**Предложенный отрывок**
================
Это все мы тщательно обсудили с мужем. И я села писать письмо В.
Заметьте – нам и в голову не пришло просто плюнуть на все это и жить своей жизнью. Общество для нас было дороже жизни. Мы не могли представить себя вне общества.
Поэтому я стала писать это письмо.
Я постаралась сделать его возможно более конструктивным. Указала на основную проблему – то, что от встречи до встречи мы ничем не можем быть полезными обществу. Что всем хочется более активно участвовать в делах. Предложила несколько вариантов организации этих совместных дел (через телефонную связь, через письма…) Подробно расписала, почему невозможно, на наш взгляд, сейчас создание лечебного центра (он будет, обязательно будет! Но позже). Вообще нас не так уж много, и нам следует заняться более скромной деятельностью. Скажем, мы реально можем организовать постоянную гуманитарную помощь какому-нибудь детдому в России, шефство взять. Мы можем и для себя что-нибудь делать – повышать свой культурный и духовный уровень, учиться, к примеру, медитировать… вариантов много. Может быть, это не такие великие дела. Но зато каждый человек будет задействован.
Можно заняться, конечно, и коммерческой деятельностью. Все равно же деньги нужны! Но к примеру, это может быть продажа русских книг. Почему бы, писала я, не организовать фирму по продаже духовной литературы?
В общем, мы это письмо отправили.
Ответ был очень резким и обиженным.
Александр даже на «вы» со мной перешел. Я была потрясена. Что, что я написала такого, способного вызвать такую сильную обиду? Ведь я была исполнена лучших чувств и так старалась не задеть Александра!
Мы тут же позвонили Александру и разговаривали (по сдвоенной линии) два часа.
Содержание письма и речей Александра по телефону были примерно следующими.
То, что вы предлагаете – это превращение нашего общества в какую-то бесполезную секту. Мы должны приносить пользу человечеству! Вы не видите перспектив. Я же смотрю в будущее. Сейчас нас 30 человек. А через 5 лет нас будут миллионы! И у нас будут миллионы марок! Десятки миллионов! О нас будет знать весь мир. Я думаю не только о сегодняшнем дне, но и о завтрашнем. Я убежден, что так будет! Я уверен, что у нас получится все, что я задумал! А вы хотите поставить мне палки в колеса!
Но Александр! – увещевали мы – Вы же даже не посоветовались с обществом! Вы все сами решили и поставили нас перед фактом.
Но вы же голосовали «за»! – возмущался он.
Да, мы голосовали. А теперь подумали и поняли, что были неправы.
Хорошо! – пылко отвечал Александр, – Если даже никто меня не поддержит, я буду заниматься этим один! Я поклялся, что буду заниматься целительством. Я тогда уйду с поста председателя и буду сам исцелять людей!
Короче говоря, итог этого разговора был таким. Я легла на диван с чувством, что больше не хочу жить. Размолвка с Александром казалась мне концом света. Все. Я неправа. Я опозорилась. Я не оправдала Миссии, возложенной на меня Богом – быть членом такого замечательного общества.
================
**Собранные данные**
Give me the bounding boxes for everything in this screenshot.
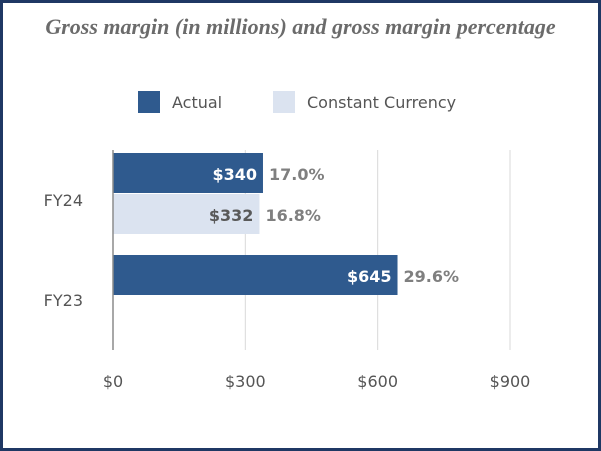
================
**Задания**
1 – Сколько длился телефонный разговор с Александром в отрывке о письме?
2 – Продолжите отрывок о размолвке с Александром после его последнего предложения.
Материал никак не связан с отрывком.

**Ответы**
1 – Два часа.

2 –
Мы впали в тяжелую депрессию.
Все члены общества приняли новую тактику неоднозначно.
Некоторые возмущались, как и мы, но втихомолку. Большинству все было просто до лампочки: мол, все это хорошо, все прекрасно, работайте, а мы порукоплещем издалека. Мечта побеждает в жизни, так пусть ваша мечта победит. А мы к вам в гости приедем.
Но были люди, принявшие идеи Александра более, чем всерьез. Я веду речь как раз о наших молодых друзьях, Косте и Лене.
Лена как раз недавно родила второго ребенка. Жили они в двухкомнатной квартирке, которую все равно пора было менять. Костя потерял работу… И вот в этот момент, в их жизни явно переломный, Костя принял решение: он будет с Александром.
Он поверил в Александра! Поверил в его дерзкую и прекрасную мечту!
Он не хочет больше работать на какой-то там фирме, чинить какие-то там факсы… Он хочет изменить мир к лучшему!
Костя и мой муж подолгу просиживали за компьютером, рассчитывая рентабельность будущего предприятия. Ничего не выходило… предприятие было совершенно нереально. Но это не убеждало Костю.
И вот он с семьей переезжает во Франкенек.
Эпохальное событие в истории нашего общества!
(к тому времени, кстати, мы сменили название – из «Розы мира» превратились в «Цветок мира». Алла Александровна попросила…)
И еще в то время в нашем обществе появляется новый член. Назовем его Георгием Петровичем. Я лично, да и некоторые другие называли его по имени-отчеству, хотя вообще у нас это было не принято (от нас прямо-таки требовали называть на «ты» людей, которые в два раза нас старше… поначалу это было очень неприятно).
Георгий Петрович был старше Александра и значительно опытнее в «духовных» делах. Он был преподавателем музыки, в России – директором экспериментальной школы, знал огромное количество российских эзотериков, проходил множество разных курсов, сам их вел. Он умел и знал очень многое, по сравнению со всеми нами. Кроме того, Георгий Петрович был высоким, сильным мужчиной с зычным раскатистым баритоном (который он, впрочем, умерял во время бесед). Он был полной противоположностью маленькому, тщедушному В…
Естественно, авторитет В., который для нас был нерушимым, для Г. П. не существовал вообще. Г.П. сам мгновенно внушал окружающим уважение одним своим видом. Он не мог не пользоваться авторитетом.
И вот, как только Г.П. появился в нашем обществе, он сразу стал вносить свои предложения по работе и организации. Я думаю, это естественно – не мог же он не использовать свой обширный опыт и познания для пользы других. При этом он никогда (клянусь!) ни разу не возразил против планов Александра, никогда не сказал о нем и его планах дурного слова, почтительно молчал во время выступлений Александра… Но все его предложения были как раз того плана, о котором ранее говорила я.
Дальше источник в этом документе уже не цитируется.